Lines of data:
━━━━

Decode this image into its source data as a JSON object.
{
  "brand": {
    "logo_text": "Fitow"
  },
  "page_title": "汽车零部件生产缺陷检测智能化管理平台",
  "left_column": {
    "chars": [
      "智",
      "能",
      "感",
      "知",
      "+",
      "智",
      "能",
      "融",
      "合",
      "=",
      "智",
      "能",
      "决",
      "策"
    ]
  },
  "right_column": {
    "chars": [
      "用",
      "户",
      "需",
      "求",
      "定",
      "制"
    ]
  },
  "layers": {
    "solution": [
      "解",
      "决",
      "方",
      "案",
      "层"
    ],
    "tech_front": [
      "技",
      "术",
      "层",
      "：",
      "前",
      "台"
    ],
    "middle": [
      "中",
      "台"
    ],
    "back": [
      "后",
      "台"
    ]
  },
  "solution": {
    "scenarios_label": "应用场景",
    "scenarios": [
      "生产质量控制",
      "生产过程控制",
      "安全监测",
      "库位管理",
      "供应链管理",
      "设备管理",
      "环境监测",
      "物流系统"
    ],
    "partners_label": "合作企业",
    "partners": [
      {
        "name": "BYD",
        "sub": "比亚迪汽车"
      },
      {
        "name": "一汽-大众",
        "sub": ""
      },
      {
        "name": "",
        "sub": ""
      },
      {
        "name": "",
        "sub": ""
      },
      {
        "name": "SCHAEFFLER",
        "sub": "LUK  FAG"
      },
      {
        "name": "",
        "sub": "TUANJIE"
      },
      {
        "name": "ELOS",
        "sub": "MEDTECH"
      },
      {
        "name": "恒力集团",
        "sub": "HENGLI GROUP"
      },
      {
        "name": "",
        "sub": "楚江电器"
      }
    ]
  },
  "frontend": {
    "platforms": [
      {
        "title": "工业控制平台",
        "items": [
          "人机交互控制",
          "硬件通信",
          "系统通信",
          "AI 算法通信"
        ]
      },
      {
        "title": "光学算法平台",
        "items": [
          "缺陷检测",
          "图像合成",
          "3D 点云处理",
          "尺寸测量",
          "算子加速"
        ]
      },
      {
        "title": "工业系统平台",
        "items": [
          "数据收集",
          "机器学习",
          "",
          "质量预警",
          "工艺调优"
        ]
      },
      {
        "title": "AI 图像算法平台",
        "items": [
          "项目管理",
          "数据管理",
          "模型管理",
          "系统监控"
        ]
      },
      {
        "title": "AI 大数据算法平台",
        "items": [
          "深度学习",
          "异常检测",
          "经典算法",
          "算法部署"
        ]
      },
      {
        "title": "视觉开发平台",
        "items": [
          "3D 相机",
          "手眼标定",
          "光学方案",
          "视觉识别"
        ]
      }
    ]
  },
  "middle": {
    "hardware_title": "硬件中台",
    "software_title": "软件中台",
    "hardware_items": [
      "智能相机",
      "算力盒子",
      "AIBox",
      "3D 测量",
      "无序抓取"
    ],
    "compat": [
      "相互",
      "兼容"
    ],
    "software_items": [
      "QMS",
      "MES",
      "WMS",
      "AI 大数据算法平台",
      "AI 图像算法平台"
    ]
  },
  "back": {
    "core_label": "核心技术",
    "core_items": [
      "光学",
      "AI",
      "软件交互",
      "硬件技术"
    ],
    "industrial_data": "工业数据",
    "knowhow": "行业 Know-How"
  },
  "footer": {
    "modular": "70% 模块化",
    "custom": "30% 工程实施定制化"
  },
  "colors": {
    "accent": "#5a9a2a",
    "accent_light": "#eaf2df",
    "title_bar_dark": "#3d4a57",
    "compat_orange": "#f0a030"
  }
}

━━━━

AIM OF THE EXERCISE: Exactly reproduce all of the entries.

FINAL ANSWER:
Decode this image into its source data as a JSON object.
{
  "brand": {
    "logo_text": "Fitow"
  },
  "page_title": "汽车零部件生产缺陷检测智能化管理平台",
  "left_column": {
    "chars": [
      "智",
      "能",
      "感",
      "知",
      "+",
      "智",
      "能",
      "融",
      "合",
      "=",
      "智",
      "能",
      "决",
      "策"
    ]
  },
  "right_column": {
    "chars": [
      "用",
      "户",
      "需",
      "求",
      "定",
      "制"
    ]
  },
  "layers": {
    "solution": [
      "解",
      "决",
      "方",
      "案",
      "层"
    ],
    "tech_front": [
      "技",
      "术",
      "层",
      "：",
      "前",
      "台"
    ],
    "middle": [
      "中",
      "台"
    ],
    "back": [
      "后",
      "台"
    ]
  },
  "solution": {
    "scenarios_label": "应用场景",
    "scenarios": [
      "生产质量控制",
      "生产过程控制",
      "安全监测",
      "库位管理",
      "供应链管理",
      "设备管理",
      "环境监测",
      "物流系统"
    ],
    "partners_label": "合作企业",
    "partners": [
      {
        "name": "BYD",
        "sub": "比亚迪汽车"
      },
      {
        "name": "一汽-大众",
        "sub": ""
      },
      {
        "name": "",
        "sub": ""
      },
      {
        "name": "",
        "sub": ""
      },
      {
        "name": "SCHAEFFLER",
        "sub": "LUK  FAG"
      },
      {
        "name": "",
        "sub": "TUANJIE"
      },
      {
        "name": "ELOS",
        "sub": "MEDTECH"
      },
      {
        "name": "恒力集团",
        "sub": "HENGLI GROUP"
      },
      {
        "name": "",
        "sub": "楚江电器"
      }
    ]
  },
  "frontend": {
    "platforms": [
      {
        "title": "工业控制平台",
        "items": [
          "人机交互控制",
          "硬件通信",
          "系统通信",
          "AI 算法通信"
        ]
      },
      {
        "title": "光学算法平台",
        "items": [
          "缺陷检测",
          "图像合成",
          "3D 点云处理",
          "尺寸测量",
          "算子加速"
        ]
      },
      {
        "title": "工业系统平台",
        "items": [
          "数据收集",
          "机器学习",
          "",
          "质量预警",
          "工艺调优"
        ]
      },
      {
        "title": "AI 图像算法平台",
        "items": [
          "项目管理",
          "数据管理",
          "模型管理",
          "系统监控"
        ]
      },
      {
        "title": "AI 大数据算法平台",
        "items": [
          "深度学习",
          "异常检测",
          "经典算法",
          "算法部署"
        ]
      },
      {
        "title": "视觉开发平台",
        "items": [
          "3D 相机",
          "手眼标定",
          "光学方案",
          "视觉识别"
        ]
      }
    ]
  },
  "middle": {
    "hardware_title": "硬件中台",
    "software_title": "软件中台",
    "hardware_items": [
      "智能相机",
      "算力盒子",
      "AIBox",
      "3D 测量",
      "无序抓取"
    ],
    "compat": [
      "相互",
      "兼容"
    ],
    "software_items": [
      "QMS",
      "MES",
      "WMS",
      "AI 大数据算法平台",
      "AI 图像算法平台"
    ]
  },
  "back": {
    "core_label": "核心技术",
    "core_items": [
      "光学",
      "AI",
      "软件交互",
      "硬件技术"
    ],
    "industrial_data": "工业数据",
    "knowhow": "行业 Know-How"
  },
  "footer": {
    "modular": "70% 模块化",
    "custom": "30% 工程实施定制化"
  },
  "colors": {
    "accent": "#5a9a2a",
    "accent_light": "#eaf2df",
    "title_bar_dark": "#3d4a57",
    "compat_orange": "#f0a030"
  }
}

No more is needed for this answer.